Request
Locate each line containing the string "from" and copy it out.
** START OF Data lines **
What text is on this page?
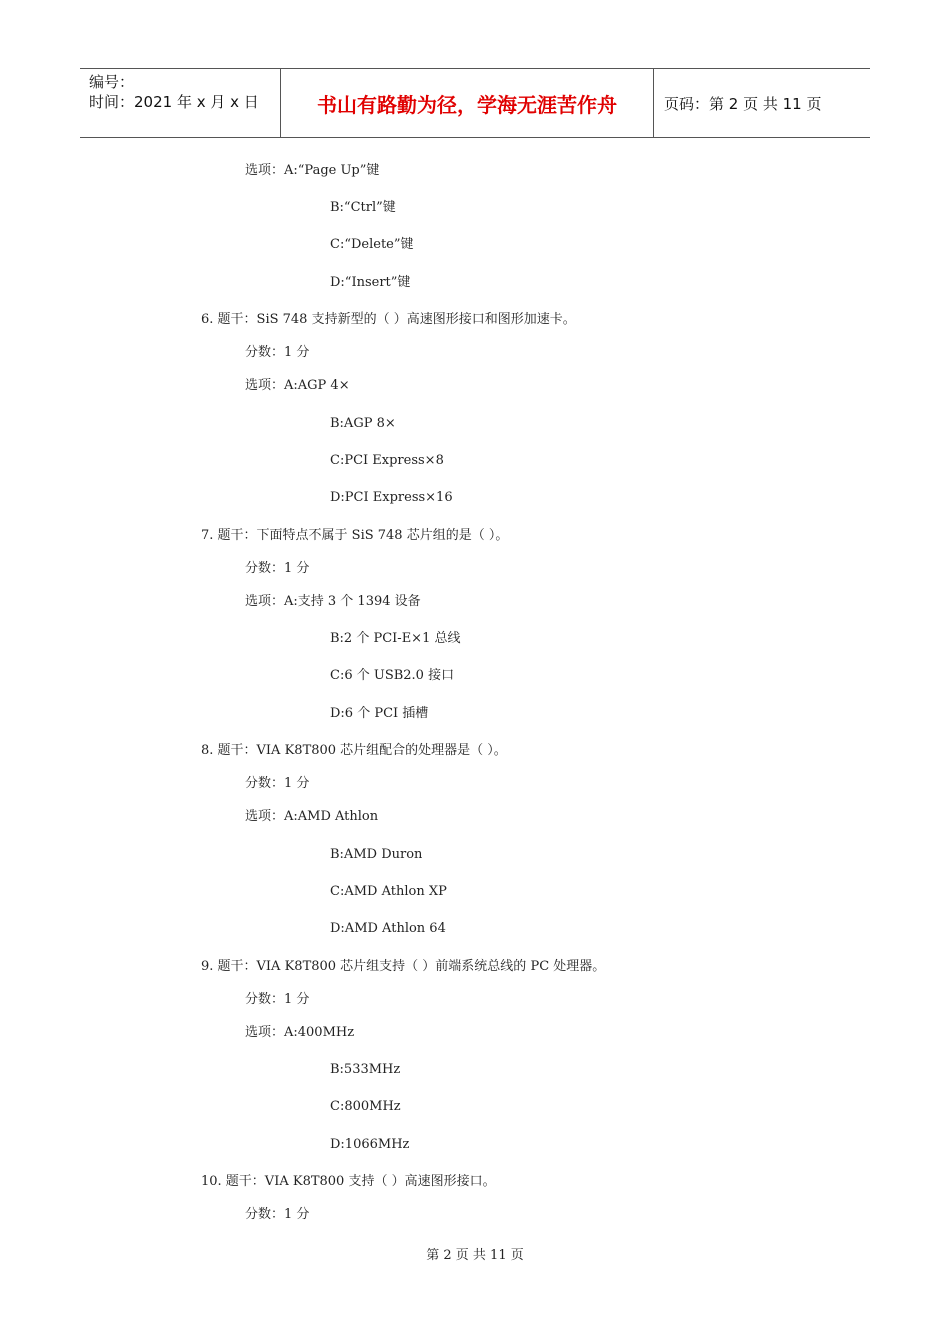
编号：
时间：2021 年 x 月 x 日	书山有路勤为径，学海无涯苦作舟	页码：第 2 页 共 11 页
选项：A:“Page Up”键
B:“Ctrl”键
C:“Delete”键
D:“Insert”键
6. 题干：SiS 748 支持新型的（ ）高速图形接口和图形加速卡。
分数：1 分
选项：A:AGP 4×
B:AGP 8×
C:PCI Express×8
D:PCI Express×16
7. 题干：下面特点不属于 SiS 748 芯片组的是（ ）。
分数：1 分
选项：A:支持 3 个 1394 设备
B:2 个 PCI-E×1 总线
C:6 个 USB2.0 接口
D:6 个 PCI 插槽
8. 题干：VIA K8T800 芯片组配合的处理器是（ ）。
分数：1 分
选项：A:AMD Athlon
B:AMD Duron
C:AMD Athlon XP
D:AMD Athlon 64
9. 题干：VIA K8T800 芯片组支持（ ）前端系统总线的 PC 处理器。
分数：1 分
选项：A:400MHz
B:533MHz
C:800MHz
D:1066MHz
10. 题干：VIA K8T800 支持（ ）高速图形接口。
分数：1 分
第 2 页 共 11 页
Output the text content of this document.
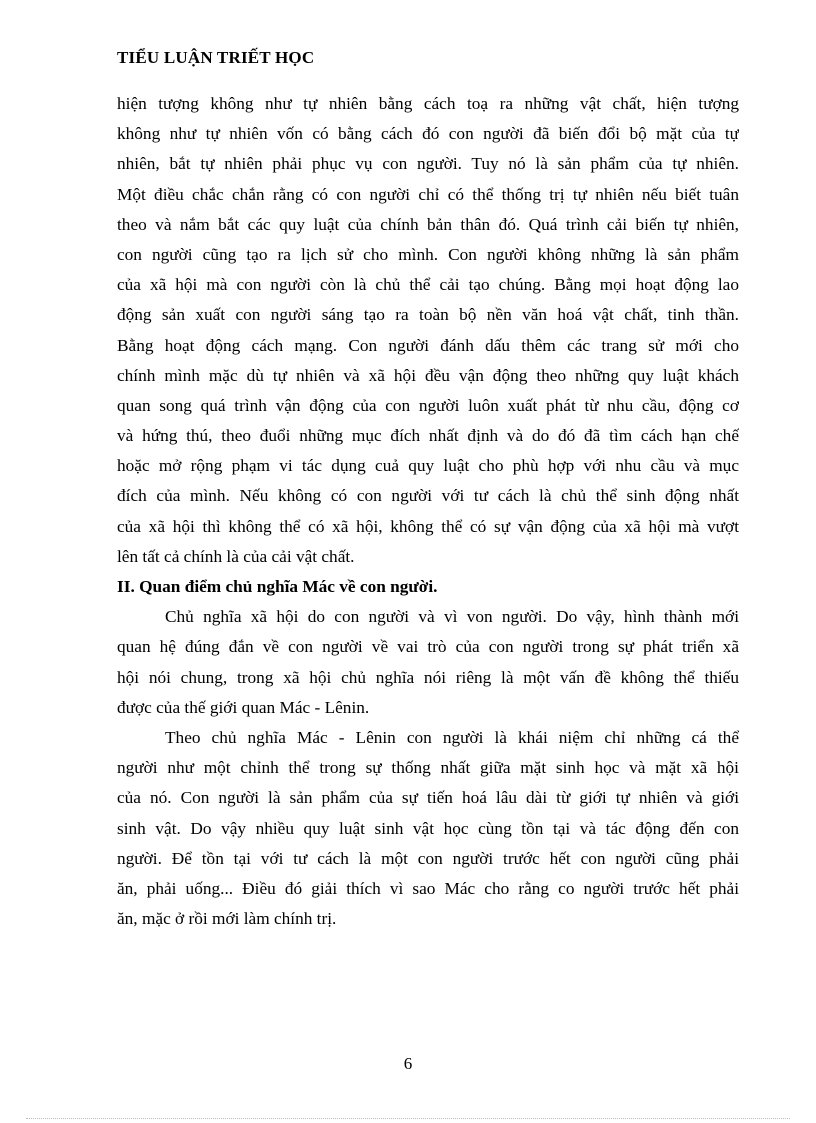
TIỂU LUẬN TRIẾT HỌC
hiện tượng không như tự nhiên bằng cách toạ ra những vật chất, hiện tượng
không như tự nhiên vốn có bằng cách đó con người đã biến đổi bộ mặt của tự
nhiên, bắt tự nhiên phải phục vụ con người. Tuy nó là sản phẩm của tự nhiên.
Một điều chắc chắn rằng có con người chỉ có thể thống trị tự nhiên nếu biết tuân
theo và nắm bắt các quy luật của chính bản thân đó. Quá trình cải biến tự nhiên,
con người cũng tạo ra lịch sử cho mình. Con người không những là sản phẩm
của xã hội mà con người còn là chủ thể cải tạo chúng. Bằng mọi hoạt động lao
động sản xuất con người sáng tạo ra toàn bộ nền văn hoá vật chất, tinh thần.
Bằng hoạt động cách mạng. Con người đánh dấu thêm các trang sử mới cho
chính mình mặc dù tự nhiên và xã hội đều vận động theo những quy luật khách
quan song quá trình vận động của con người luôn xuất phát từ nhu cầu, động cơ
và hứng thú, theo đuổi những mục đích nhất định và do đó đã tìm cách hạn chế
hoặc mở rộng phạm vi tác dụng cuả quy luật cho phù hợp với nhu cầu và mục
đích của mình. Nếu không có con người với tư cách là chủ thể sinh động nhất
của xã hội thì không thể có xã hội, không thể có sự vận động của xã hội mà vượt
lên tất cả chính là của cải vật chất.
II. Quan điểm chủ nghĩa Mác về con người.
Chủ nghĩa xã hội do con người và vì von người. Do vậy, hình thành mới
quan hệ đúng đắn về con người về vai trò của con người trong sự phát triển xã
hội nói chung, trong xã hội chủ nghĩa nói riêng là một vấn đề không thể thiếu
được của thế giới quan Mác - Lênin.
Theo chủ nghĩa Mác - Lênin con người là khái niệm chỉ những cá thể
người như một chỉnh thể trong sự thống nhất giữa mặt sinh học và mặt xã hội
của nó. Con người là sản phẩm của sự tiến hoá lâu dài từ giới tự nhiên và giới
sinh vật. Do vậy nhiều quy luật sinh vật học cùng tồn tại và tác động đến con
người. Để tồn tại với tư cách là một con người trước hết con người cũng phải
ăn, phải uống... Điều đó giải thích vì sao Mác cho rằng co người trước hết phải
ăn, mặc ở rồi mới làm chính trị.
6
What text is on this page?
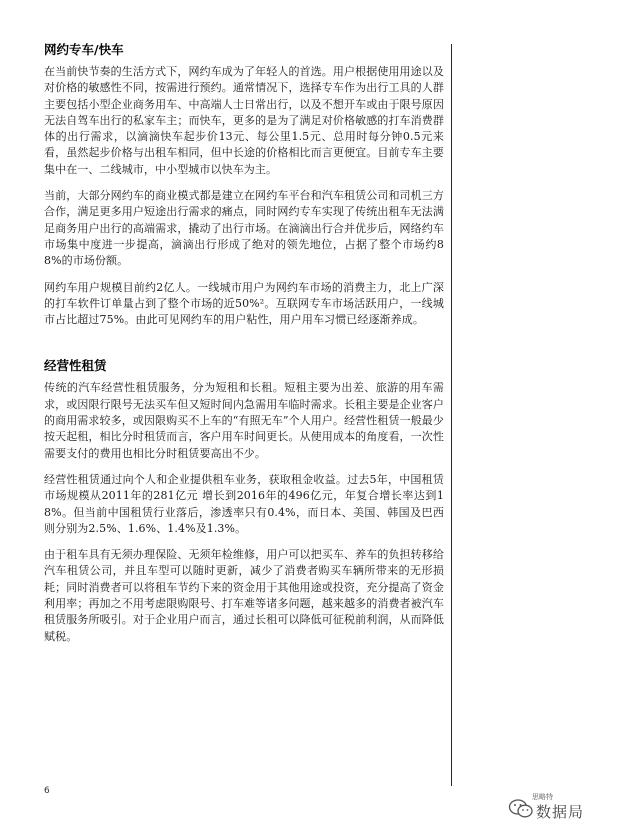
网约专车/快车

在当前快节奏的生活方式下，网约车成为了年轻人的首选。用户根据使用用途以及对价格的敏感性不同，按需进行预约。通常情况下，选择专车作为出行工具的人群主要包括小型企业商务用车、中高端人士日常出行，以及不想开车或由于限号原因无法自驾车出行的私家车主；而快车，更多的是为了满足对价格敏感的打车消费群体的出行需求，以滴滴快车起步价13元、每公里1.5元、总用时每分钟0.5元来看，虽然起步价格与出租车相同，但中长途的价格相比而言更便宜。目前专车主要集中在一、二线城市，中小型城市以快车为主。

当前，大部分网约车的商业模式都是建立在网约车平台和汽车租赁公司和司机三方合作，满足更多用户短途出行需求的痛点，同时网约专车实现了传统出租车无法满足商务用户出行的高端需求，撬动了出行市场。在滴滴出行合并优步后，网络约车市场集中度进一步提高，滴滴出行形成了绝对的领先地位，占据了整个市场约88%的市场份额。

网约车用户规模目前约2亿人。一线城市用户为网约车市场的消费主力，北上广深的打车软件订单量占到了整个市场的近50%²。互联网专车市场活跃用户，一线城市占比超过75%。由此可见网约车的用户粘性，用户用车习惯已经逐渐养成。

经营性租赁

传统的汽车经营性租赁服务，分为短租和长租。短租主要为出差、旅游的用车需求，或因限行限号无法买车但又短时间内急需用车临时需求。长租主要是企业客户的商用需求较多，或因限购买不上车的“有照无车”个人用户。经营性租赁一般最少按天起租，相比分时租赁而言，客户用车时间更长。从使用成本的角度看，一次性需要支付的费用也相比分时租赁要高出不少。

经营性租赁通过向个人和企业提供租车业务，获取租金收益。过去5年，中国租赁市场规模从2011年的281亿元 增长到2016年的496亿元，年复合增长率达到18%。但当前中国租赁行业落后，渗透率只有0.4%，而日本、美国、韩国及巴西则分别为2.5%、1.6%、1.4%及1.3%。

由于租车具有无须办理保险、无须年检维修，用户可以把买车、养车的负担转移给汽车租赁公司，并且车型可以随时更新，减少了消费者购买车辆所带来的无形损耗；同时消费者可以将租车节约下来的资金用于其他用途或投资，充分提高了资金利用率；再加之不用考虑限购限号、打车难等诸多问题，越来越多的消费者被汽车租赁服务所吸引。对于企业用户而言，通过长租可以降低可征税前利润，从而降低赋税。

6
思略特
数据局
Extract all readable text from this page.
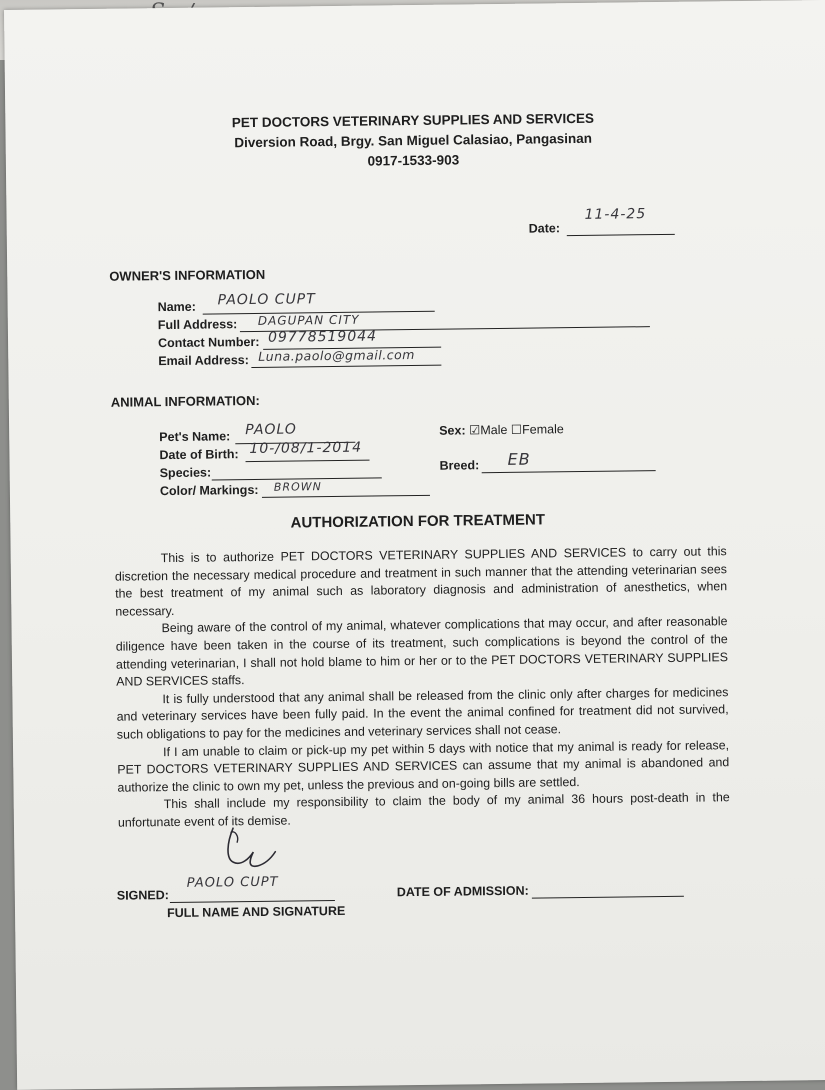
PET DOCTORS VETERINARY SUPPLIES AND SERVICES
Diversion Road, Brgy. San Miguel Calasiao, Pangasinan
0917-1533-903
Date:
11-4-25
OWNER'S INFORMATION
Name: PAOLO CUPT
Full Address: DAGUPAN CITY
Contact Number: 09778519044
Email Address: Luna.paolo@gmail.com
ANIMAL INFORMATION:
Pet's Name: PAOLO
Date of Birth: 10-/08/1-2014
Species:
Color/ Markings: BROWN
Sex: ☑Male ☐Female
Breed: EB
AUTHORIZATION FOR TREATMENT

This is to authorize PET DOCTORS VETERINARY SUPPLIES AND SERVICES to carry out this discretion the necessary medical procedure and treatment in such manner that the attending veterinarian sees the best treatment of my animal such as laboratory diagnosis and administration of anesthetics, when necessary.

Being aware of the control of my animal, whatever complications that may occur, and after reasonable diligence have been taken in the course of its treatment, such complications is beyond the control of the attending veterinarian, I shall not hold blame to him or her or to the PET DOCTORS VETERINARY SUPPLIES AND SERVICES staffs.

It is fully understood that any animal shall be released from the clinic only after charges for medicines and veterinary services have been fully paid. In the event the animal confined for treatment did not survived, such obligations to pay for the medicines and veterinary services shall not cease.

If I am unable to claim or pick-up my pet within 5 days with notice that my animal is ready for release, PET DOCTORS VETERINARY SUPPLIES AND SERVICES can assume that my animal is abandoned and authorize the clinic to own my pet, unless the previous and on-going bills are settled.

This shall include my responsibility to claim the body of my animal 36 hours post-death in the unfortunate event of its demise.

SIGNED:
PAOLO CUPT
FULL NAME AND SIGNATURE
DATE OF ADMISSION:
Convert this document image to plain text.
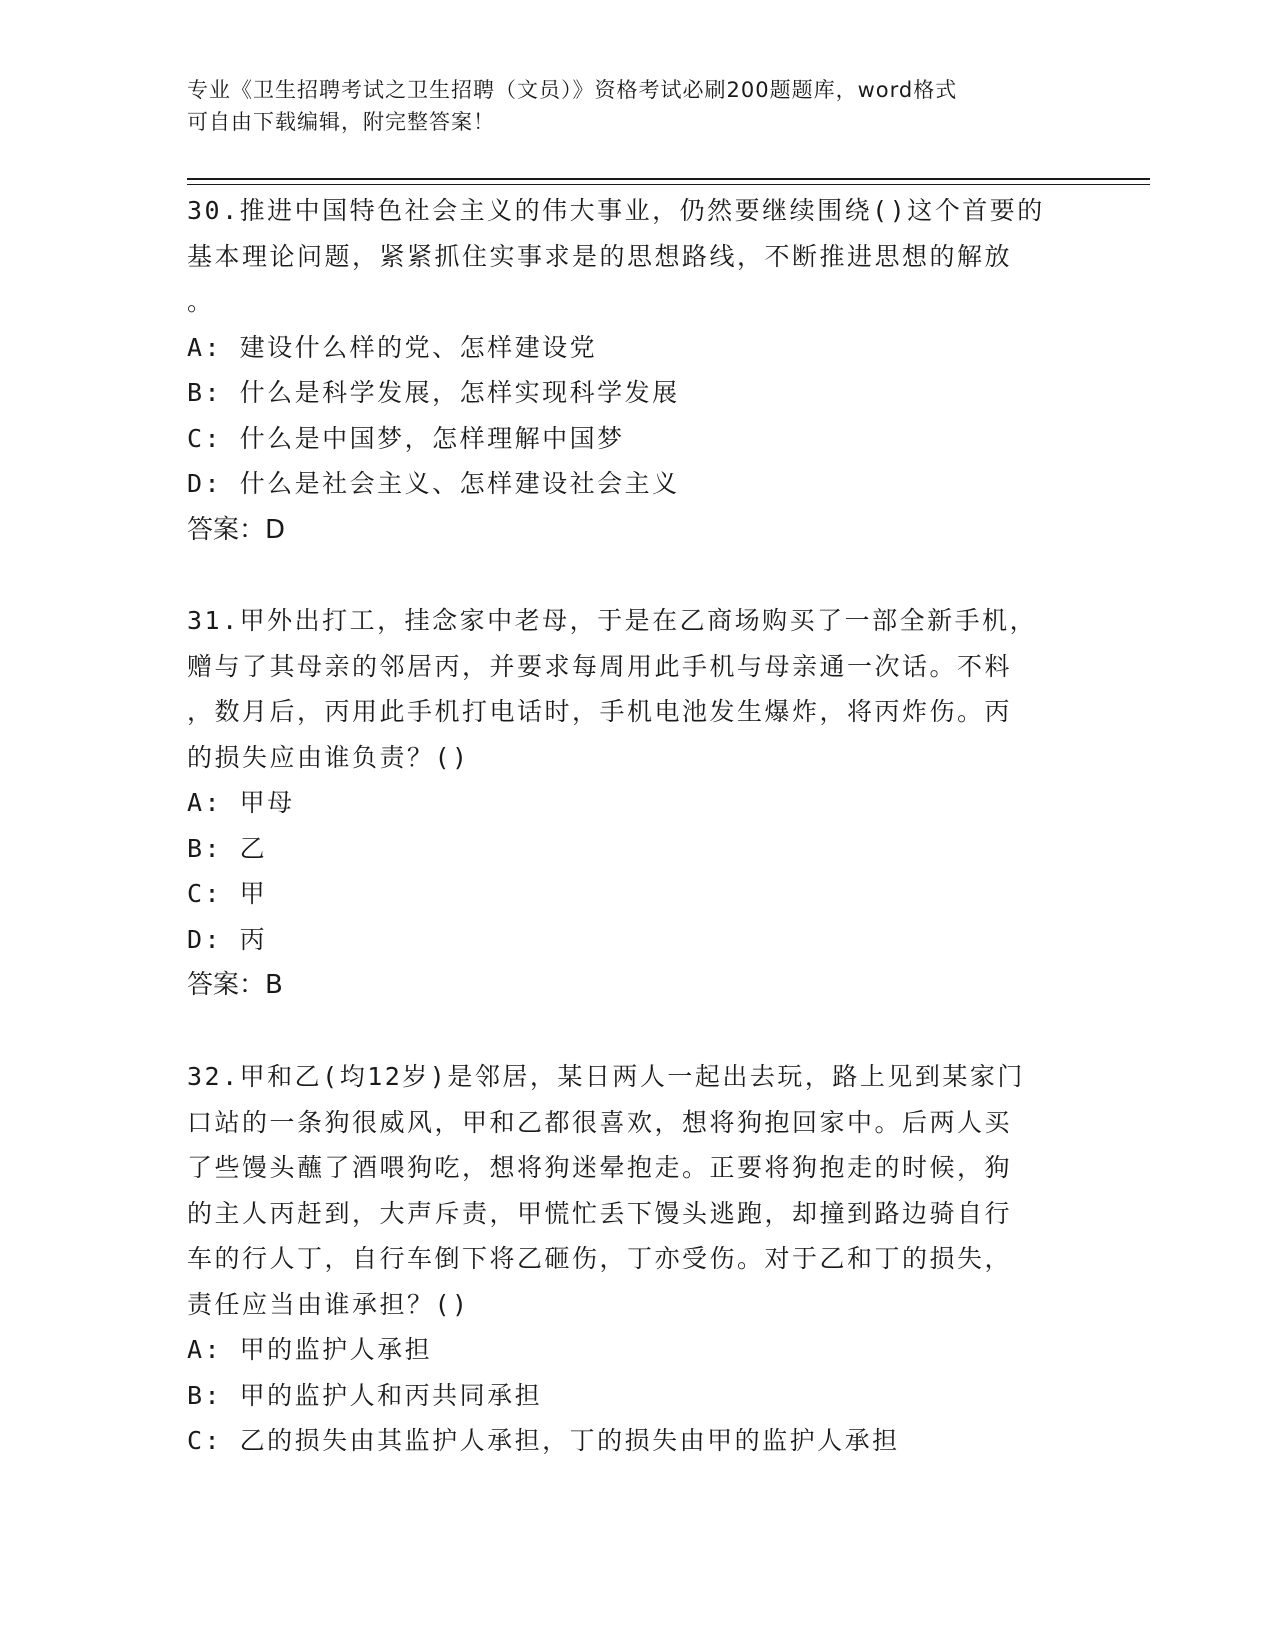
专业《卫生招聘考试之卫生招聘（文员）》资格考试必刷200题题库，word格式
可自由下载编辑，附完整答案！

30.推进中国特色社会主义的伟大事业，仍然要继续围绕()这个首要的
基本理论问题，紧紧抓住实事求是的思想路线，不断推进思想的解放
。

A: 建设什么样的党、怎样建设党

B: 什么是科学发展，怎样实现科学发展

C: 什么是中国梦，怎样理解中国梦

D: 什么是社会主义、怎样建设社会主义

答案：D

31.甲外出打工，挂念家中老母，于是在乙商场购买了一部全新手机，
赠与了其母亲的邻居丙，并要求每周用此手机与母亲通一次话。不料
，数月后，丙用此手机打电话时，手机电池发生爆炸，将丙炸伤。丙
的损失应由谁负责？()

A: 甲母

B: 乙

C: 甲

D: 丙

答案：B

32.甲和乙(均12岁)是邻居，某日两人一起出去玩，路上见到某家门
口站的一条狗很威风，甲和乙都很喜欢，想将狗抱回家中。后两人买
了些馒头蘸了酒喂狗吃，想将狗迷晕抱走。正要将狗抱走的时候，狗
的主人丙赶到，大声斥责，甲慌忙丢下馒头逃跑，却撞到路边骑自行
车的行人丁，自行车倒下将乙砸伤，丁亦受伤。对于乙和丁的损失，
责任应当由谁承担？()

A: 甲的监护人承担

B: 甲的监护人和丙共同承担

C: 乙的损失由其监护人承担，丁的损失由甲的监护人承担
** END OF Data lines **
Result of this task
Extract all readable text from this page.
It is fully understood that any animal shall be released from the clinic only after charges for medicines and veterinary services have been fully paid. In the event the animal confined for treatment did not survived, such obligations to pay for the medicines and veterinary services shall not cease.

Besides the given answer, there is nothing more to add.